(TASK DESCRIPTION)
Write out the full listing exactly as given, minus the images.

+===+

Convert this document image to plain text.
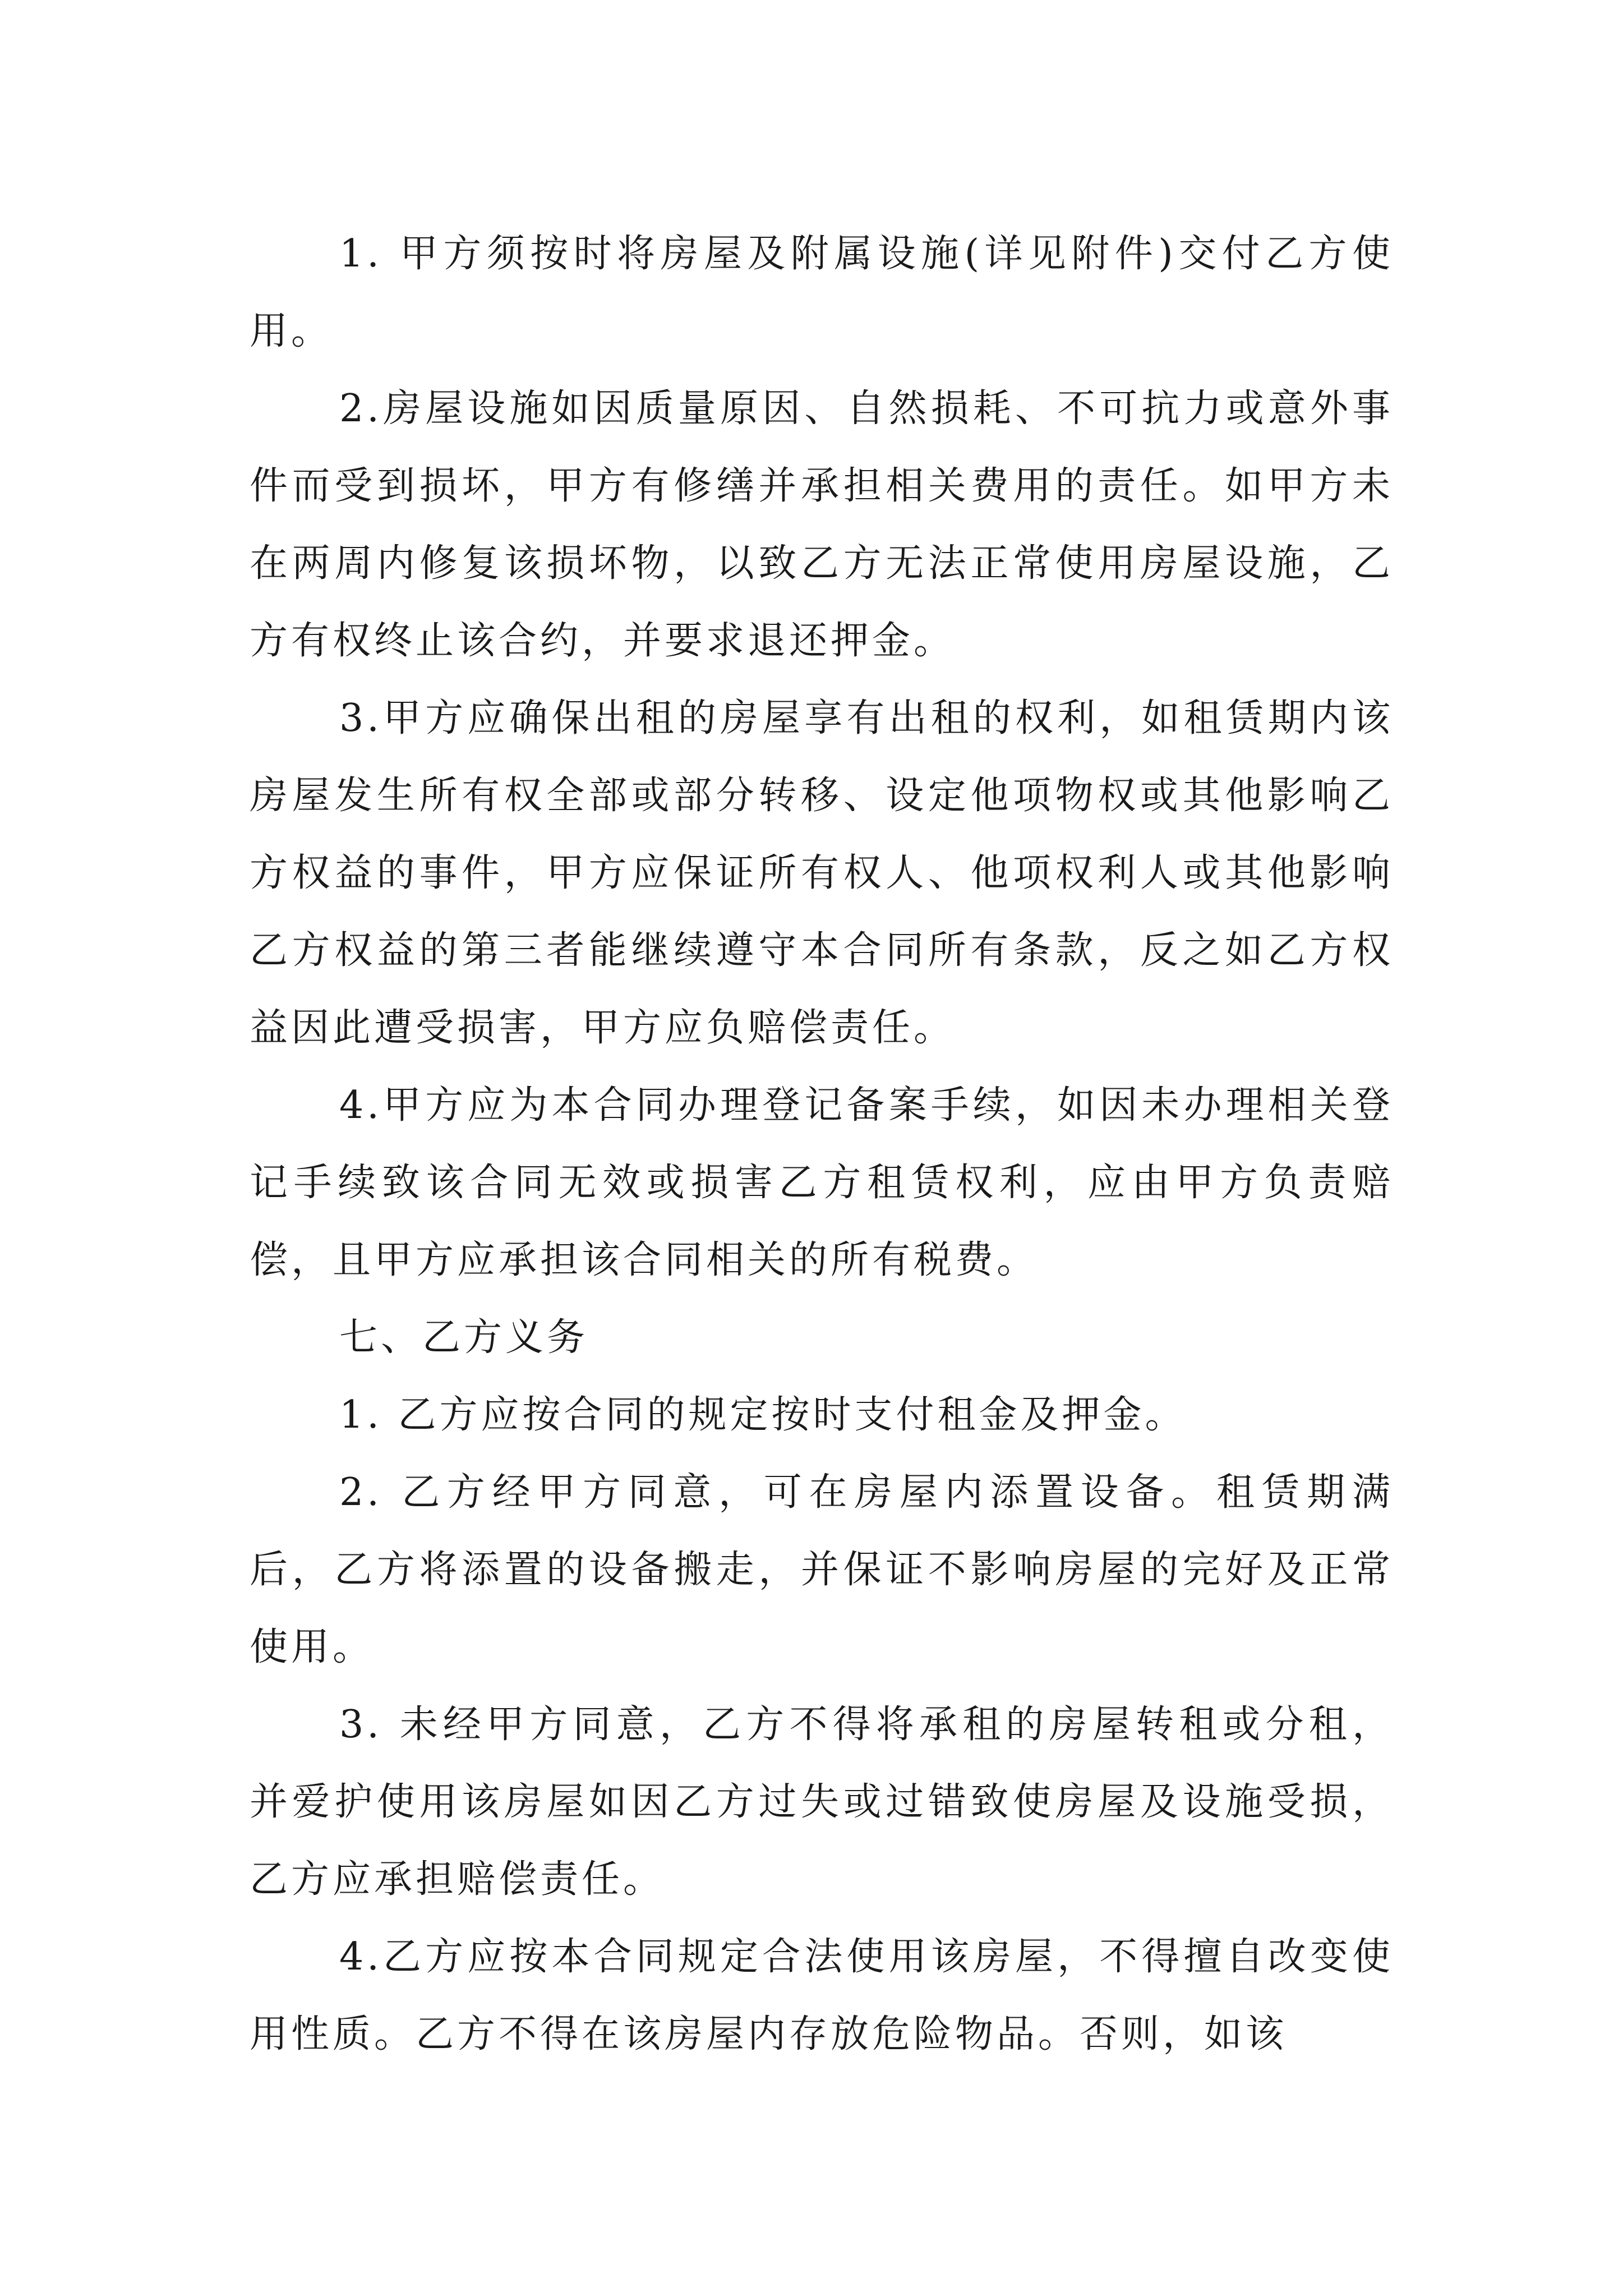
1. 甲方须按时将房屋及附属设施(详见附件)交付乙方使用。

2.房屋设施如因质量原因、自然损耗、不可抗力或意外事件而受到损坏，甲方有修缮并承担相关费用的责任。如甲方未在两周内修复该损坏物，以致乙方无法正常使用房屋设施，乙方有权终止该合约，并要求退还押金。

3.甲方应确保出租的房屋享有出租的权利，如租赁期内该房屋发生所有权全部或部分转移、设定他项物权或其他影响乙方权益的事件，甲方应保证所有权人、他项权利人或其他影响乙方权益的第三者能继续遵守本合同所有条款，反之如乙方权益因此遭受损害，甲方应负赔偿责任。

4.甲方应为本合同办理登记备案手续，如因未办理相关登记手续致该合同无效或损害乙方租赁权利，应由甲方负责赔偿，且甲方应承担该合同相关的所有税费。

七、乙方义务

1. 乙方应按合同的规定按时支付租金及押金。

2. 乙方经甲方同意，可在房屋内添置设备。租赁期满后，乙方将添置的设备搬走，并保证不影响房屋的完好及正常使用。

3. 未经甲方同意，乙方不得将承租的房屋转租或分租，并爱护使用该房屋如因乙方过失或过错致使房屋及设施受损，乙方应承担赔偿责任。

4.乙方应按本合同规定合法使用该房屋，不得擅自改变使用性质。乙方不得在该房屋内存放危险物品。否则，如该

+===+

(SOLUTION BELOW)
Convert this document image to plain text.
1. 甲方须按时将房屋及附属设施(详见附件)交付乙方使用。

2.房屋设施如因质量原因、自然损耗、不可抗力或意外事件而受到损坏，甲方有修缮并承担相关费用的责任。如甲方未在两周内修复该损坏物，以致乙方无法正常使用房屋设施，乙方有权终止该合约，并要求退还押金。

3.甲方应确保出租的房屋享有出租的权利，如租赁期内该房屋发生所有权全部或部分转移、设定他项物权或其他影响乙方权益的事件，甲方应保证所有权人、他项权利人或其他影响乙方权益的第三者能继续遵守本合同所有条款，反之如乙方权益因此遭受损害，甲方应负赔偿责任。

4.甲方应为本合同办理登记备案手续，如因未办理相关登记手续致该合同无效或损害乙方租赁权利，应由甲方负责赔偿，且甲方应承担该合同相关的所有税费。

七、乙方义务

1. 乙方应按合同的规定按时支付租金及押金。

2. 乙方经甲方同意，可在房屋内添置设备。租赁期满后，乙方将添置的设备搬走，并保证不影响房屋的完好及正常使用。

3. 未经甲方同意，乙方不得将承租的房屋转租或分租，并爱护使用该房屋如因乙方过失或过错致使房屋及设施受损，乙方应承担赔偿责任。

4.乙方应按本合同规定合法使用该房屋，不得擅自改变使用性质。乙方不得在该房屋内存放危险物品。否则，如该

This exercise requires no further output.